### DIRECTION
Write the records out again, precisely as they stand.

### EXTRACTED DATA
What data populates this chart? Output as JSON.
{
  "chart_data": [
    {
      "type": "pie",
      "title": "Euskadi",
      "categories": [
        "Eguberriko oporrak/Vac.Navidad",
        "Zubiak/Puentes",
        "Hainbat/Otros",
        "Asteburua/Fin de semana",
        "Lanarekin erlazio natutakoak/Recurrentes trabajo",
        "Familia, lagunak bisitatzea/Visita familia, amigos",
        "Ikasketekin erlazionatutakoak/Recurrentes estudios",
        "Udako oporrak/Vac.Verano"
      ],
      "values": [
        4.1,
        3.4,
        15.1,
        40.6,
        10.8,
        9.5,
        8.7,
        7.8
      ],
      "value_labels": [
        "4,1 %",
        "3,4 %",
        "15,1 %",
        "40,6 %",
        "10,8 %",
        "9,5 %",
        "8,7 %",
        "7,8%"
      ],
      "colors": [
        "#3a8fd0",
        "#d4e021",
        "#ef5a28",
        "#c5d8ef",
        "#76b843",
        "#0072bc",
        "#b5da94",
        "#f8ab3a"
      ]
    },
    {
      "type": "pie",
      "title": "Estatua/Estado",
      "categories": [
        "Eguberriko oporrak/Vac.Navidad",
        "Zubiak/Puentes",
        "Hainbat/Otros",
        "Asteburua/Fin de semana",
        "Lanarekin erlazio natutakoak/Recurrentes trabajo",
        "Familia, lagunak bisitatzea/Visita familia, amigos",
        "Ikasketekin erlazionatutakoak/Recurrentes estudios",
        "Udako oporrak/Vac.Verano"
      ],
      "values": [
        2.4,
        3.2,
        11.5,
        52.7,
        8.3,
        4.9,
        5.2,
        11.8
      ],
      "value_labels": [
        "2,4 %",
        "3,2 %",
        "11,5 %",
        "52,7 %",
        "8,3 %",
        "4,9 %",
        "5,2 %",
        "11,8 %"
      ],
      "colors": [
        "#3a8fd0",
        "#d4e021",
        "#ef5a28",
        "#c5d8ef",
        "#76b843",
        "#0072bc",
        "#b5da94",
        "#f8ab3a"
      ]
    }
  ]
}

### WRITTEN ANSWER
What data populates this chart? Output as JSON.
{
  "chart_data": [
    {
      "type": "pie",
      "title": "Euskadi",
      "categories": [
        "Eguberriko oporrak/Vac.Navidad",
        "Zubiak/Puentes",
        "Hainbat/Otros",
        "Asteburua/Fin de semana",
        "Lanarekin erlazio natutakoak/Recurrentes trabajo",
        "Familia, lagunak bisitatzea/Visita familia, amigos",
        "Ikasketekin erlazionatutakoak/Recurrentes estudios",
        "Udako oporrak/Vac.Verano"
      ],
      "values": [
        4.1,
        3.4,
        15.1,
        40.6,
        10.8,
        9.5,
        8.7,
        7.8
      ],
      "value_labels": [
        "4,1 %",
        "3,4 %",
        "15,1 %",
        "40,6 %",
        "10,8 %",
        "9,5 %",
        "8,7 %",
        "7,8%"
      ],
      "colors": [
        "#3a8fd0",
        "#d4e021",
        "#ef5a28",
        "#c5d8ef",
        "#76b843",
        "#0072bc",
        "#b5da94",
        "#f8ab3a"
      ]
    },
    {
      "type": "pie",
      "title": "Estatua/Estado",
      "categories": [
        "Eguberriko oporrak/Vac.Navidad",
        "Zubiak/Puentes",
        "Hainbat/Otros",
        "Asteburua/Fin de semana",
        "Lanarekin erlazio natutakoak/Recurrentes trabajo",
        "Familia, lagunak bisitatzea/Visita familia, amigos",
        "Ikasketekin erlazionatutakoak/Recurrentes estudios",
        "Udako oporrak/Vac.Verano"
      ],
      "values": [
        2.4,
        3.2,
        11.5,
        52.7,
        8.3,
        4.9,
        5.2,
        11.8
      ],
      "value_labels": [
        "2,4 %",
        "3,2 %",
        "11,5 %",
        "52,7 %",
        "8,3 %",
        "4,9 %",
        "5,2 %",
        "11,8 %"
      ],
      "colors": [
        "#3a8fd0",
        "#d4e021",
        "#ef5a28",
        "#c5d8ef",
        "#76b843",
        "#0072bc",
        "#b5da94",
        "#f8ab3a"
      ]
    }
  ]
}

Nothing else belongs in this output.